### SET PROBLEM
Render the lines starting with the line containing "ytick-10: 10 [43,54,64,78]" and going on through the line containing "ytick-1-bottom-right: 1 [449,396,461,420]" as a JSON list of strings, one string per line, with blank lines omitted.

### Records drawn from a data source
══════════

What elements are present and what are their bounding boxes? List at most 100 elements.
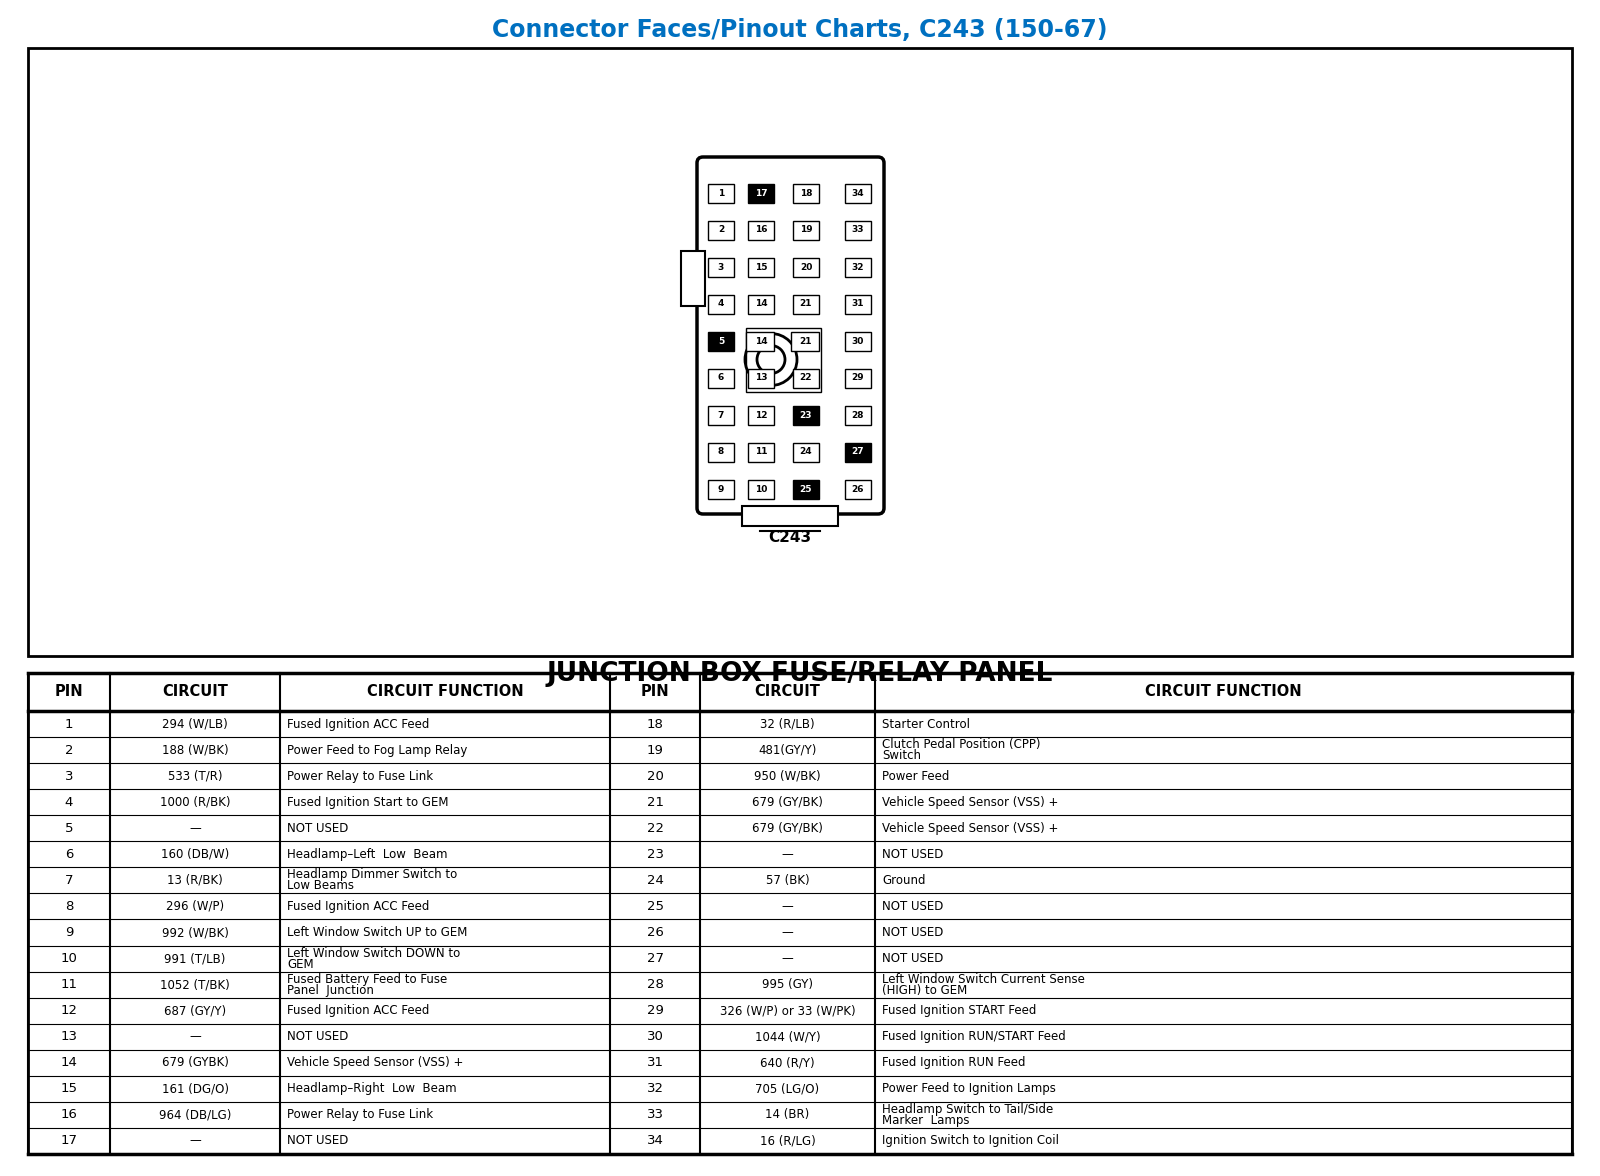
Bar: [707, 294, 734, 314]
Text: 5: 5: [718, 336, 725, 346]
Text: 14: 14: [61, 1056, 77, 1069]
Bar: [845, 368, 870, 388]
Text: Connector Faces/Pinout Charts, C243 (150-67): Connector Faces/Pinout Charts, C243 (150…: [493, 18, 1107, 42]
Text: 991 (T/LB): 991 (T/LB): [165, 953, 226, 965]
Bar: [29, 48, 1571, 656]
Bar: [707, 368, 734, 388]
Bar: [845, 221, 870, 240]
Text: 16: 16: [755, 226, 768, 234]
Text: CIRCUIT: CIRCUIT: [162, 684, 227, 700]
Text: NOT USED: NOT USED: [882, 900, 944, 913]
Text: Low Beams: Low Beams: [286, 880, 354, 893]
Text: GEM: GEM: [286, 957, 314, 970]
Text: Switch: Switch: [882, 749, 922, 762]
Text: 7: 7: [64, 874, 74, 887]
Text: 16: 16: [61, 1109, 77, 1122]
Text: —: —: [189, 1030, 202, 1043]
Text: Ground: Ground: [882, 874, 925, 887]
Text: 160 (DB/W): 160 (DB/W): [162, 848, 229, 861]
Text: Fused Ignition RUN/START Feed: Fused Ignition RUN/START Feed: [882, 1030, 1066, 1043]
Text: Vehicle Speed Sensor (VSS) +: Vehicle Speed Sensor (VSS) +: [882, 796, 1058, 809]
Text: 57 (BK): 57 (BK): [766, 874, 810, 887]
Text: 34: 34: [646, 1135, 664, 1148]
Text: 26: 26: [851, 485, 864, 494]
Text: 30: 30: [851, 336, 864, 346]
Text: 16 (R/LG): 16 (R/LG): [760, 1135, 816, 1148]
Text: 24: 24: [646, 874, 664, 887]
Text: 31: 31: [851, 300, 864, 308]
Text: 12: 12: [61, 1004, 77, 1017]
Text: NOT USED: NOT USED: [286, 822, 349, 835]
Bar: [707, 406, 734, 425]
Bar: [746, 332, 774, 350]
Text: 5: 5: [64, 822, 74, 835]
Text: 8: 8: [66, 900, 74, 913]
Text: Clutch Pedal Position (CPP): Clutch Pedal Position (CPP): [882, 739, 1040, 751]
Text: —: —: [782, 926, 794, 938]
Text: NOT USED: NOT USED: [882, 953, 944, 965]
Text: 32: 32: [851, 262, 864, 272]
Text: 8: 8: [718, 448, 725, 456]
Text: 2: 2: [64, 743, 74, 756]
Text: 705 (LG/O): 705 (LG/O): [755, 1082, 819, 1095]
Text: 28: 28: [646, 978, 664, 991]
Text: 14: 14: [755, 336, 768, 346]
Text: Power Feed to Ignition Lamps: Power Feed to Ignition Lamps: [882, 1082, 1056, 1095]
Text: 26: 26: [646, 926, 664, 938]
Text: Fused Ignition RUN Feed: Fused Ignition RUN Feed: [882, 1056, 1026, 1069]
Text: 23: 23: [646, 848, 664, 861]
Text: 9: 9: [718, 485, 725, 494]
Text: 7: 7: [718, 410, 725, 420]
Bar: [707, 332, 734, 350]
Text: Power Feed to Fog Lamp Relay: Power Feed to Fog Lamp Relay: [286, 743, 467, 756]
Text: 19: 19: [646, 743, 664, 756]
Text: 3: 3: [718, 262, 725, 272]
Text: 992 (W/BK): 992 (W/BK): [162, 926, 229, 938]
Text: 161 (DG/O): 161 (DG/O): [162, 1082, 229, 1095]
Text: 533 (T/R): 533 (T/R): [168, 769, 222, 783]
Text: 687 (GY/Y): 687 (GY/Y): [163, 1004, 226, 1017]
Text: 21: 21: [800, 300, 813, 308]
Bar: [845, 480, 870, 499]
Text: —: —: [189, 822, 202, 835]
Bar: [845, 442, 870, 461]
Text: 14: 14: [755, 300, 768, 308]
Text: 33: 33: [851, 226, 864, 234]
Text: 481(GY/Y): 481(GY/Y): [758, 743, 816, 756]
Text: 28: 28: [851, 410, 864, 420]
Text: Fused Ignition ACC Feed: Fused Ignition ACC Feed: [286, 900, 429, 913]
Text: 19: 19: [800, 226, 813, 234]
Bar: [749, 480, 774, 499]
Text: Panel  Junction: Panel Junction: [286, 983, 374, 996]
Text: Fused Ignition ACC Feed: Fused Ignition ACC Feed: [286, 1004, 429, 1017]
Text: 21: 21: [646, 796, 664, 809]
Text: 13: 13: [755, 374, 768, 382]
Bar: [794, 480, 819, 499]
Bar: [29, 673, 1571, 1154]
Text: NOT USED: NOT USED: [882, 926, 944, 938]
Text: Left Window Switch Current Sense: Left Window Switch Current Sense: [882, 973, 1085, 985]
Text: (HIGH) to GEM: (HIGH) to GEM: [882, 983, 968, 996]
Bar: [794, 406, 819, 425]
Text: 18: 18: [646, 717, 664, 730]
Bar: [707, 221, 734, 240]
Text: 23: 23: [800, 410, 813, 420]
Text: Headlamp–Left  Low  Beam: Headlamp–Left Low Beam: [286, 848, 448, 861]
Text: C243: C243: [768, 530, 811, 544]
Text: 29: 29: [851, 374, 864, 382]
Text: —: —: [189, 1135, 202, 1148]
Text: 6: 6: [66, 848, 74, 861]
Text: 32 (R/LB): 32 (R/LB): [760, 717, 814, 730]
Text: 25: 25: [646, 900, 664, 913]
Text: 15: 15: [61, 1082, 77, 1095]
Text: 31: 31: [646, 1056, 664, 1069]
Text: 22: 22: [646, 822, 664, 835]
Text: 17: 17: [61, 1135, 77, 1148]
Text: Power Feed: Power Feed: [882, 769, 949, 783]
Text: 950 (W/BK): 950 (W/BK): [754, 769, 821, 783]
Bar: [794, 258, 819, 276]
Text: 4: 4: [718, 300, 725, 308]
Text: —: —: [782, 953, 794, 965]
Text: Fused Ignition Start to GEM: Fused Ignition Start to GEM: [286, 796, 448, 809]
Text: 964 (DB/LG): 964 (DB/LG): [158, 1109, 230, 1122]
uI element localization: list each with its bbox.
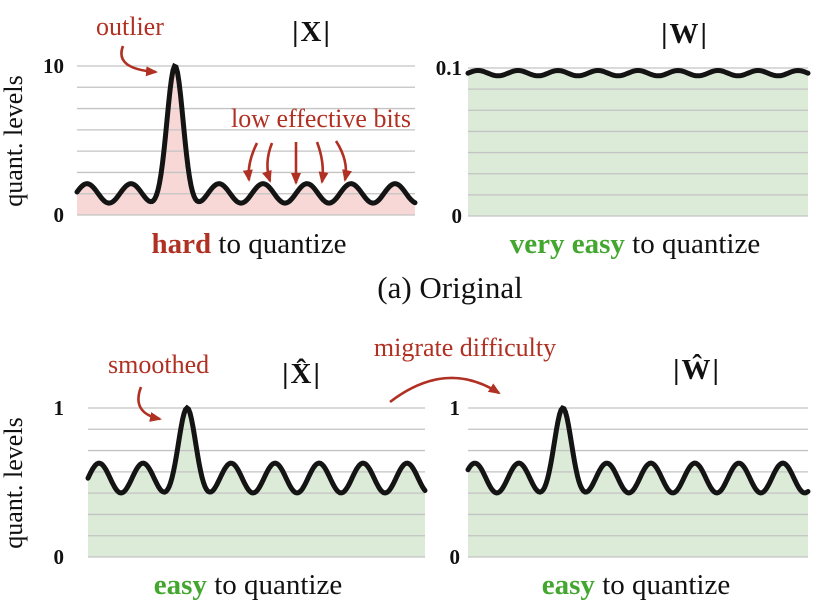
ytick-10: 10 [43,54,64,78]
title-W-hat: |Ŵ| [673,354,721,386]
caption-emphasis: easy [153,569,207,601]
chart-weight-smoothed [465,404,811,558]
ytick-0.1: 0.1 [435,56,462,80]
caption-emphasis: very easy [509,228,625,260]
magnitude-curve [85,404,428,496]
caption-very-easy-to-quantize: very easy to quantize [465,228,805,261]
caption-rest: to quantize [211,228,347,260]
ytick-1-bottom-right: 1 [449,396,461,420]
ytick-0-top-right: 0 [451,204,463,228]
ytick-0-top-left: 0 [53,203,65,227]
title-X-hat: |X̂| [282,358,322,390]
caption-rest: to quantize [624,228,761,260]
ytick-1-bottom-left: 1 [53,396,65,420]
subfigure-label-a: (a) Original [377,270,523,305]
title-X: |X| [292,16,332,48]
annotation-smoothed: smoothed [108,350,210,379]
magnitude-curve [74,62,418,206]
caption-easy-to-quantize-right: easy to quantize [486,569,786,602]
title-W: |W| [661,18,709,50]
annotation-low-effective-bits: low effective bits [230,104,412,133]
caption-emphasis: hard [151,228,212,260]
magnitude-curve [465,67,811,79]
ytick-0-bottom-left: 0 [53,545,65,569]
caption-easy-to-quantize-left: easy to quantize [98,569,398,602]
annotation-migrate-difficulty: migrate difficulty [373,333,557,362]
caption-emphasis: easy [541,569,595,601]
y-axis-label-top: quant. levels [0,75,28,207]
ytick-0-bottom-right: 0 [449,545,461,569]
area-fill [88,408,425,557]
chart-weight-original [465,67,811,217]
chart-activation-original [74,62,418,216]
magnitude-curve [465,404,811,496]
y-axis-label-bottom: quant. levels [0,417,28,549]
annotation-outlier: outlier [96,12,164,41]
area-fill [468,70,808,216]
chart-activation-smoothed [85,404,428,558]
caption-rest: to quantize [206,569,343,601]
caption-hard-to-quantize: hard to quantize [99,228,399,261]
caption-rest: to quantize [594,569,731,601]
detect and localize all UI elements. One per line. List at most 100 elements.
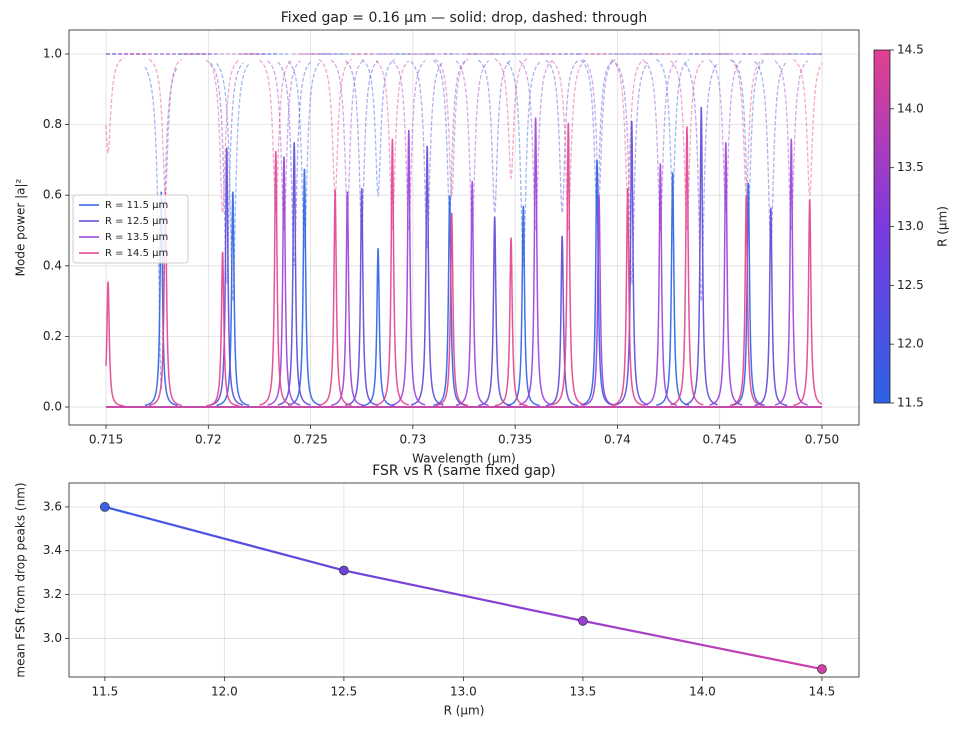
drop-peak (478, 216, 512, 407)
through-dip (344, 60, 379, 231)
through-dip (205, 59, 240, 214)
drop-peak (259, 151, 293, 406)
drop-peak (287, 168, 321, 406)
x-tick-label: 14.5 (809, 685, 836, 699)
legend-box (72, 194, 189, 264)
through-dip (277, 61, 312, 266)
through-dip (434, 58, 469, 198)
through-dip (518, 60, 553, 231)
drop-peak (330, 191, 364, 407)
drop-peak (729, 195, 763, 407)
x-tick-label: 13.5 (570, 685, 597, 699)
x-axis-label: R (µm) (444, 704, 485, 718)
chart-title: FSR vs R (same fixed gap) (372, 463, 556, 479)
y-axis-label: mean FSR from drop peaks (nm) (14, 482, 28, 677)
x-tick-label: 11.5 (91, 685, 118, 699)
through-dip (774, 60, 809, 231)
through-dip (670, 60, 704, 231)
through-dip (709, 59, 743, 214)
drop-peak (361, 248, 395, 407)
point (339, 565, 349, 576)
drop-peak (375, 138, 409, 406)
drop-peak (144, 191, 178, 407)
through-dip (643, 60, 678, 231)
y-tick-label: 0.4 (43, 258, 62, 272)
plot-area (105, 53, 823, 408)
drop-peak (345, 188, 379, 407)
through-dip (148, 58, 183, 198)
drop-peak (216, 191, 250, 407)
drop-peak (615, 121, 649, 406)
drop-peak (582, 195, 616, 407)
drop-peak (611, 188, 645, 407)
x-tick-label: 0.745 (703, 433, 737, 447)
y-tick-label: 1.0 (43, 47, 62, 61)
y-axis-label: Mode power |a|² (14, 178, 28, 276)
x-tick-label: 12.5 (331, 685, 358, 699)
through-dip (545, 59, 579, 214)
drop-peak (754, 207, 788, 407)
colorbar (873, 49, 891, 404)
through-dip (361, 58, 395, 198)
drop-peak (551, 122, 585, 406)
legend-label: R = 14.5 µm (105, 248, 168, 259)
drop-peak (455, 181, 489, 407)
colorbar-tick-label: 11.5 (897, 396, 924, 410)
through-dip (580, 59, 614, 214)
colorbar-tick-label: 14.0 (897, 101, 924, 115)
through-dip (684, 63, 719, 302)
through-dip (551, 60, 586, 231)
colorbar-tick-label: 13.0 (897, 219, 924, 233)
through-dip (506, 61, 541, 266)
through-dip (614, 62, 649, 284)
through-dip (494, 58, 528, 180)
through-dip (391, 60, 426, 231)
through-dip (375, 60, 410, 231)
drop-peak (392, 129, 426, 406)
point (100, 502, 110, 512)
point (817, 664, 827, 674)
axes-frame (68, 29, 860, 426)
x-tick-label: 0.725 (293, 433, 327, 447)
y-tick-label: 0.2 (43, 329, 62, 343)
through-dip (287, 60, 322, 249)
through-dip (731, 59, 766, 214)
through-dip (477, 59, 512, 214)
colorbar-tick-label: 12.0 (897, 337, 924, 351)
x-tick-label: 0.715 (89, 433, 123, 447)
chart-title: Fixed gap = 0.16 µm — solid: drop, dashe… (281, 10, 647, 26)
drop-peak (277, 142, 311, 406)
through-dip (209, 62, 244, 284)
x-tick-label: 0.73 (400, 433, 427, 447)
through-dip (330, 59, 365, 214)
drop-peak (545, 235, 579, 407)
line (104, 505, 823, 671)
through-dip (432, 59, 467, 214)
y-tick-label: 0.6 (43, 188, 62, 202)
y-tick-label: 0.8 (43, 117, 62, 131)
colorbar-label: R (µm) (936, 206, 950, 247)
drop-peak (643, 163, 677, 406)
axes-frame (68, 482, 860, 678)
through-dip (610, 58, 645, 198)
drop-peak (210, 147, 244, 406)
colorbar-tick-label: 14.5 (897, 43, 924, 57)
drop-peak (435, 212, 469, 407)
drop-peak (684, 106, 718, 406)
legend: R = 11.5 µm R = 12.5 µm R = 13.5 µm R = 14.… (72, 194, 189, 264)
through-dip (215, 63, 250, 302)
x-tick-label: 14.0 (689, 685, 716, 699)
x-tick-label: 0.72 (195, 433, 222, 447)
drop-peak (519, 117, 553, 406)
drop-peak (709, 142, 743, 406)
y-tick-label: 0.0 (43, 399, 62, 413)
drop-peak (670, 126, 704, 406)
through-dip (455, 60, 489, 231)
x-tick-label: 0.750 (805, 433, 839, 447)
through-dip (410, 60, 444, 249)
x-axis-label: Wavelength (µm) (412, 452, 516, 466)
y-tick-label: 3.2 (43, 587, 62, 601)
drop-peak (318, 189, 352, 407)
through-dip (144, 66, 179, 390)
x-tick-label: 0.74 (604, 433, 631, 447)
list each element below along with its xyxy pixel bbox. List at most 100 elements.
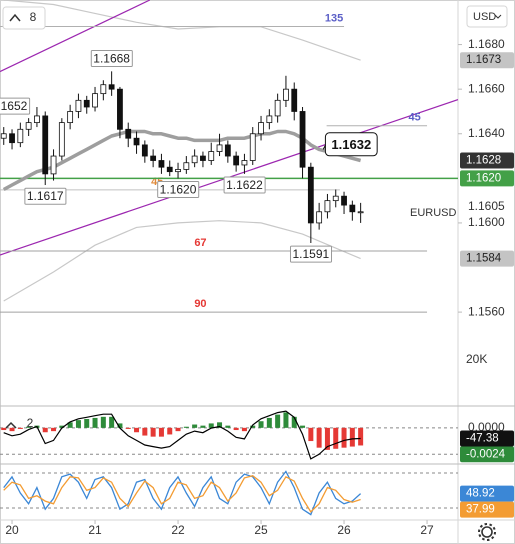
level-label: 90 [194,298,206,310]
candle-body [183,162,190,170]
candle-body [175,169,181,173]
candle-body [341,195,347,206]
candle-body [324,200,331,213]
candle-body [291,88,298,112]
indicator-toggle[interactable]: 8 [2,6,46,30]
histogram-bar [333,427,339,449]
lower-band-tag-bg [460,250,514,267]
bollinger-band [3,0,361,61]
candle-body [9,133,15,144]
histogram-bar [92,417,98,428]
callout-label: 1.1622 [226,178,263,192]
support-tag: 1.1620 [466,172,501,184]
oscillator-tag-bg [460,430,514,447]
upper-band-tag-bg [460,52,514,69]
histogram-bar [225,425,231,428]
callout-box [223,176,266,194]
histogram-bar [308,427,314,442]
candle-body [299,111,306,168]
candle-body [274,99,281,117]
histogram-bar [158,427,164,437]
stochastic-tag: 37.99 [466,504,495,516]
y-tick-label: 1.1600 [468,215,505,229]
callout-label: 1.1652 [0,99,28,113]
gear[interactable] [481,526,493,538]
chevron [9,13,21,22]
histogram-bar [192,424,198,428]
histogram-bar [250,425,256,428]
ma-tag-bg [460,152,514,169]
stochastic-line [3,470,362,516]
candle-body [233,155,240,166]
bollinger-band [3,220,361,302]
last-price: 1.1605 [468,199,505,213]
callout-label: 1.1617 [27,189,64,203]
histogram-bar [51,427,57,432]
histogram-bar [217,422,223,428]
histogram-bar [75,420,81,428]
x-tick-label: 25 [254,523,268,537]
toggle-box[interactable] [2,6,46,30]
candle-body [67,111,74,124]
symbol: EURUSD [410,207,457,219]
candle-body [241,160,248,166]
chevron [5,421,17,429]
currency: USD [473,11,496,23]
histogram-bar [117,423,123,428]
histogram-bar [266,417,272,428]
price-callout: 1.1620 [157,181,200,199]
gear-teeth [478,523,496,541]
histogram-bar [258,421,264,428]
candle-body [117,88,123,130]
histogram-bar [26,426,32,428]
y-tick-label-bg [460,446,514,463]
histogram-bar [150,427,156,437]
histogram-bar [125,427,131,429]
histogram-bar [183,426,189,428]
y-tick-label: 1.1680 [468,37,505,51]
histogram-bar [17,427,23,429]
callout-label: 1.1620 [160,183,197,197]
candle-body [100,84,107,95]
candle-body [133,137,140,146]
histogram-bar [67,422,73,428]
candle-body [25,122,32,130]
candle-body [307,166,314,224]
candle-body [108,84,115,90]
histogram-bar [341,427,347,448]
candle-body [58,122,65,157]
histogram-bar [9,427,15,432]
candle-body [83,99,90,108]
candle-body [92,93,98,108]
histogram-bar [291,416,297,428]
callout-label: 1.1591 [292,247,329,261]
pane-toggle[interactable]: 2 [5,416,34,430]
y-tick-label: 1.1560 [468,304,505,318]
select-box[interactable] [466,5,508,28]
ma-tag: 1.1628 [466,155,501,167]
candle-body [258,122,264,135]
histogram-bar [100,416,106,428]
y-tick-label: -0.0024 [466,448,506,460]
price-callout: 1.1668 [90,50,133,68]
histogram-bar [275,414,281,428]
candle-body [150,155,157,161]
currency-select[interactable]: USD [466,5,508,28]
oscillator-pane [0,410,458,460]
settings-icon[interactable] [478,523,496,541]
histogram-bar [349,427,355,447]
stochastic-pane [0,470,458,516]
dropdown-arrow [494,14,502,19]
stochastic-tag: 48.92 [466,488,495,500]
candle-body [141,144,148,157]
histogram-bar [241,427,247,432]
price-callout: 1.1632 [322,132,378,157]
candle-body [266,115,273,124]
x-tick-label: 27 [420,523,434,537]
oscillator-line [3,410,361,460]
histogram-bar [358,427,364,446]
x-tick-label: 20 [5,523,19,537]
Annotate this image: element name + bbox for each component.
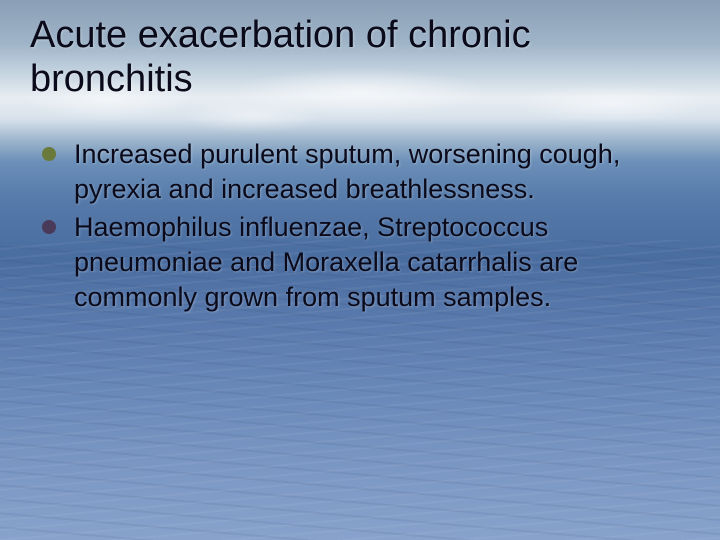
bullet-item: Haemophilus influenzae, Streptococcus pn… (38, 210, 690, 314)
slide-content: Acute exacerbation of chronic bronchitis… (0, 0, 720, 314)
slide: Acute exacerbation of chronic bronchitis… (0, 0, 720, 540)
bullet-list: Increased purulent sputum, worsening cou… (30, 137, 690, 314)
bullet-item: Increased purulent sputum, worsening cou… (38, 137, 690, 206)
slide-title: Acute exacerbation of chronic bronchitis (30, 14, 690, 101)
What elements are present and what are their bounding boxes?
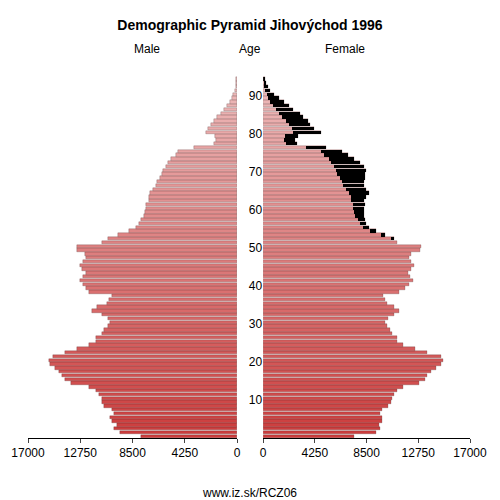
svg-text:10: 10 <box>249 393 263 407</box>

══════════

### OUTPUT OF THE TASK
[
  "ytick-10: 10 [43,54,64,78]",
  "title-W-hat: |Ŵ| [673,354,721,386]",
  "caption-emphasis: easy [153,569,207,601]",
  "chart-weight-smoothed [465,404,811,558]",
  "ytick-0.1: 0.1 [435,56,462,80]",
  "caption-emphasis: very easy [509,228,625,260]",
  "magnitude-curve [85,404,428,496]",
  "caption-very-easy-to-quantize: very easy to quantize [465,228,805,261]",
  "caption-rest: to quantize [211,228,347,260]",
  "ytick-1-bottom-right: 1 [449,396,461,420]"
]